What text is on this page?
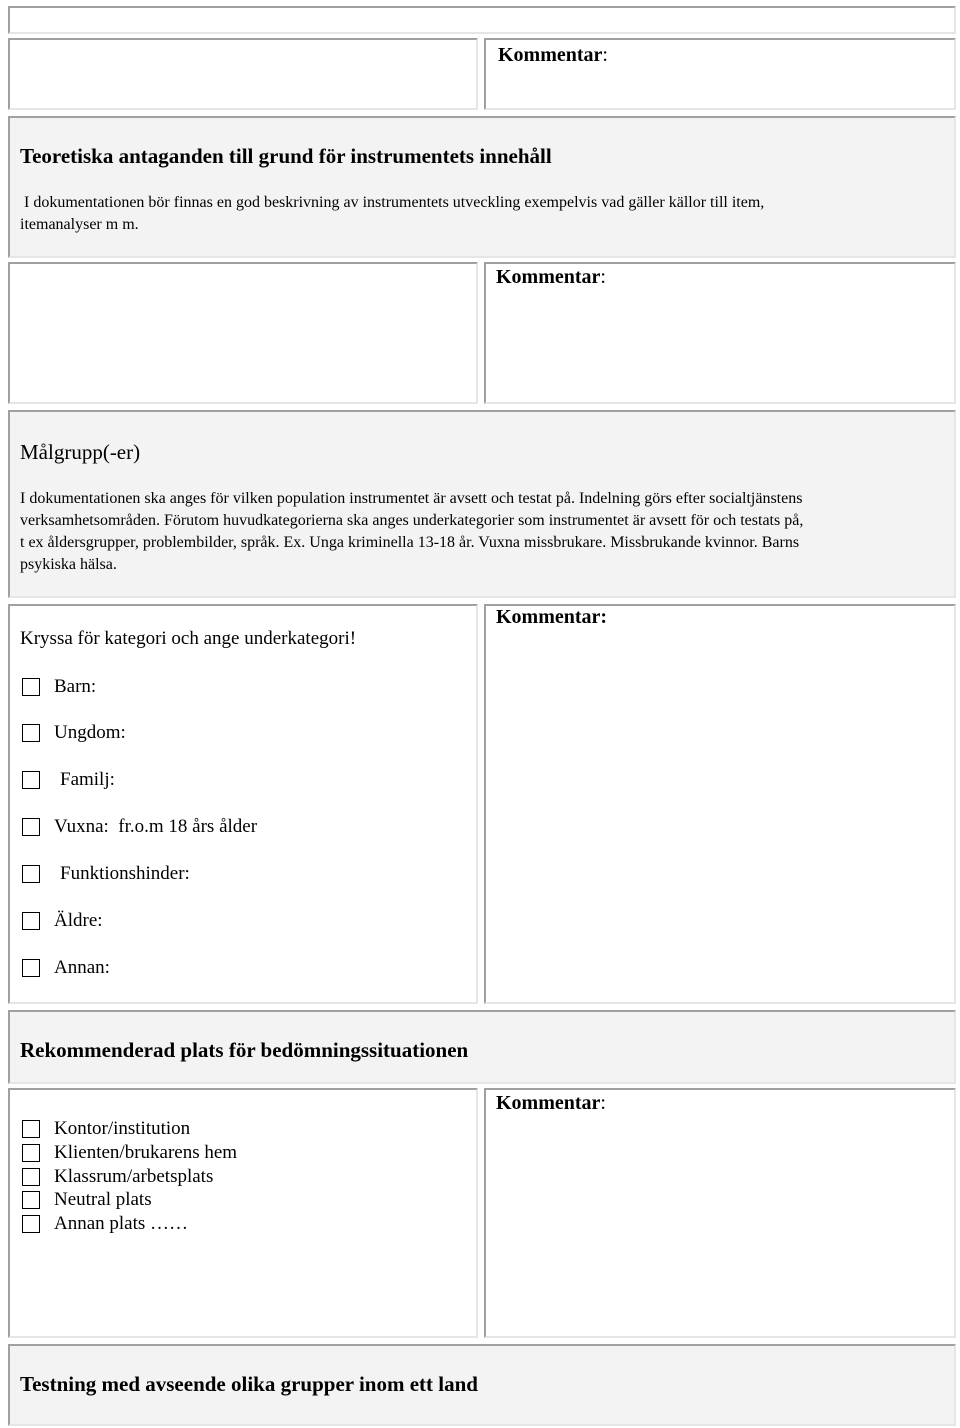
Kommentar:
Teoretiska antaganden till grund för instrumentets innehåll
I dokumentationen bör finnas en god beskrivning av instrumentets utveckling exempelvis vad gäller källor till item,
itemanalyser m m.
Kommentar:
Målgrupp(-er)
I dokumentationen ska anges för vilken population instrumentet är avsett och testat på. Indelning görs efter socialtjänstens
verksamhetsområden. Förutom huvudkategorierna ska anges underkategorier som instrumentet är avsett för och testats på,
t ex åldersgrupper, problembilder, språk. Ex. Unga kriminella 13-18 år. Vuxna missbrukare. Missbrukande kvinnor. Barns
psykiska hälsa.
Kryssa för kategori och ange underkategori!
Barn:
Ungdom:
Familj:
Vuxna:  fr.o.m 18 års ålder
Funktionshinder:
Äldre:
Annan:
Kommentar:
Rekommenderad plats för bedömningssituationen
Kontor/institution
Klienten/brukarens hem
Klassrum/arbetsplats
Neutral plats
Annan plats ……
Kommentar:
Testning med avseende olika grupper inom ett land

...

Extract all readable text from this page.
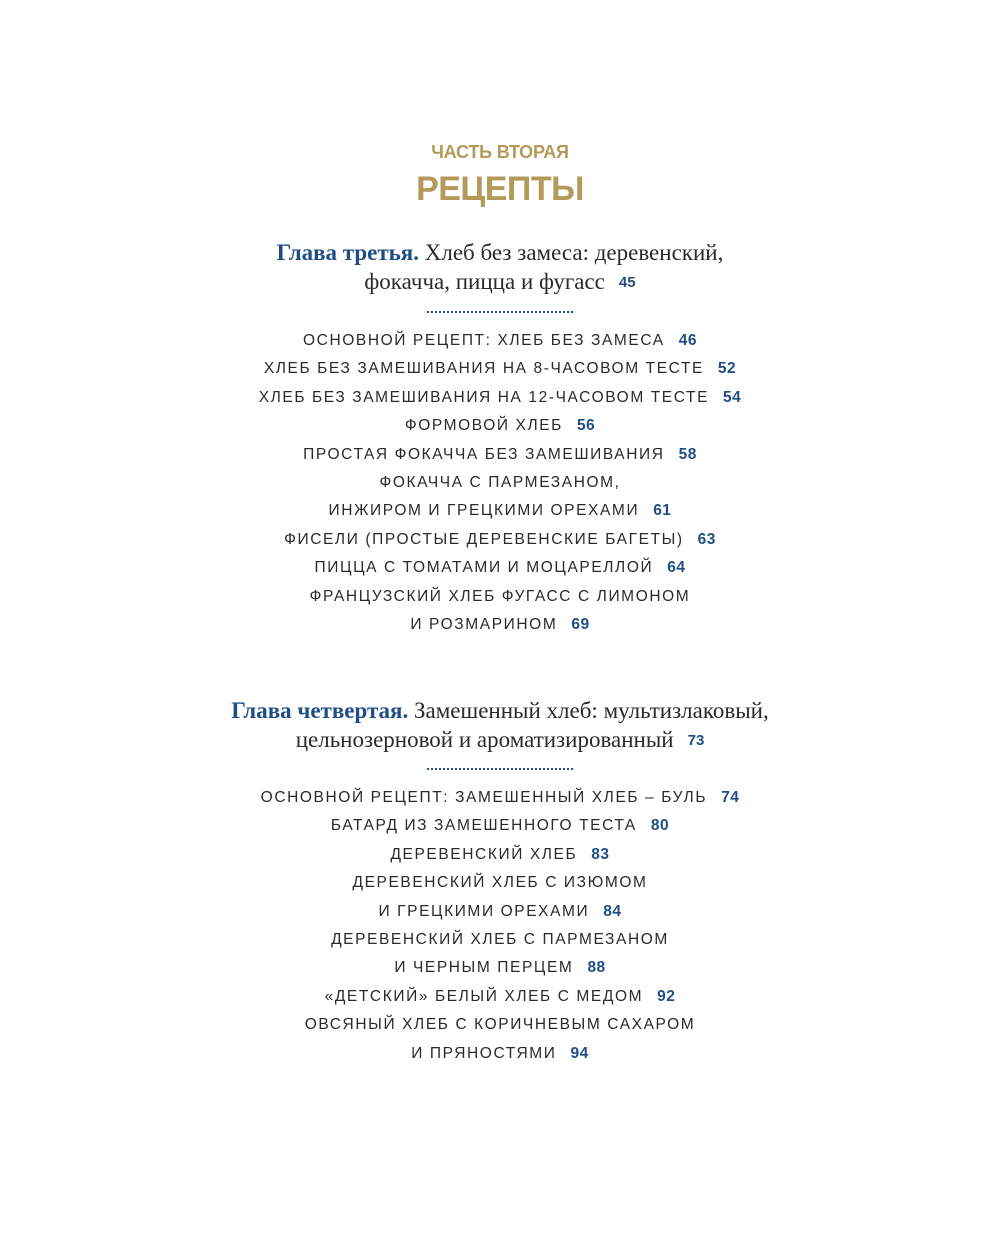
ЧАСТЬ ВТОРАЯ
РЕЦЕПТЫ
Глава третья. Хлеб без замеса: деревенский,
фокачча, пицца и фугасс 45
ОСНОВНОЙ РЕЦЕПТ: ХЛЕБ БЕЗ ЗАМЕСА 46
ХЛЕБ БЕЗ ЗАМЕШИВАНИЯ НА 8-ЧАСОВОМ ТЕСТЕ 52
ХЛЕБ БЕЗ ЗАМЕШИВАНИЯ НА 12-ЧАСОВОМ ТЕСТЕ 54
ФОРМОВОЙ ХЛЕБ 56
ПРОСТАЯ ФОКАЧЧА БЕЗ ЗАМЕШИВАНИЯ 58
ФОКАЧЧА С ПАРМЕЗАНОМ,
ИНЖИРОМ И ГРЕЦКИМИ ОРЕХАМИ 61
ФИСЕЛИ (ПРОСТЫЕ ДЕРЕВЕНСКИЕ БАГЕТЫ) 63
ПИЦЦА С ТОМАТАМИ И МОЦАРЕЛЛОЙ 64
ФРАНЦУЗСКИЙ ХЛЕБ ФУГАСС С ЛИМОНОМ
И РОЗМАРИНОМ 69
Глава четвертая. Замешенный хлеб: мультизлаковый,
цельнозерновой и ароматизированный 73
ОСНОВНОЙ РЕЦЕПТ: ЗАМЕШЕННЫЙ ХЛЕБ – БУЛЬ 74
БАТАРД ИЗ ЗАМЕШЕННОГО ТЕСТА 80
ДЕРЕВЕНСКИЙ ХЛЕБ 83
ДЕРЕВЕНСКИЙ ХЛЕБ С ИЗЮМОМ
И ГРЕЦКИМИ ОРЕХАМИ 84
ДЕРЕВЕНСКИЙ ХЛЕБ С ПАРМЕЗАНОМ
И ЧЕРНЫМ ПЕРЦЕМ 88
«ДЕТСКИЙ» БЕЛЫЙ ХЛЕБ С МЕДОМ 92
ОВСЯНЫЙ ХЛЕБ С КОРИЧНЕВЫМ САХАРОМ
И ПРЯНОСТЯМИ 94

Task prompt: Find all lines holding the string "Vuxna" and copy them.

Task solution:
t ex åldersgrupper, problembilder, språk. Ex. Unga kriminella 13-18 år. Vuxna missbrukare. Missbrukande kvinnor. Barns
Vuxna:  fr.o.m 18 års ålder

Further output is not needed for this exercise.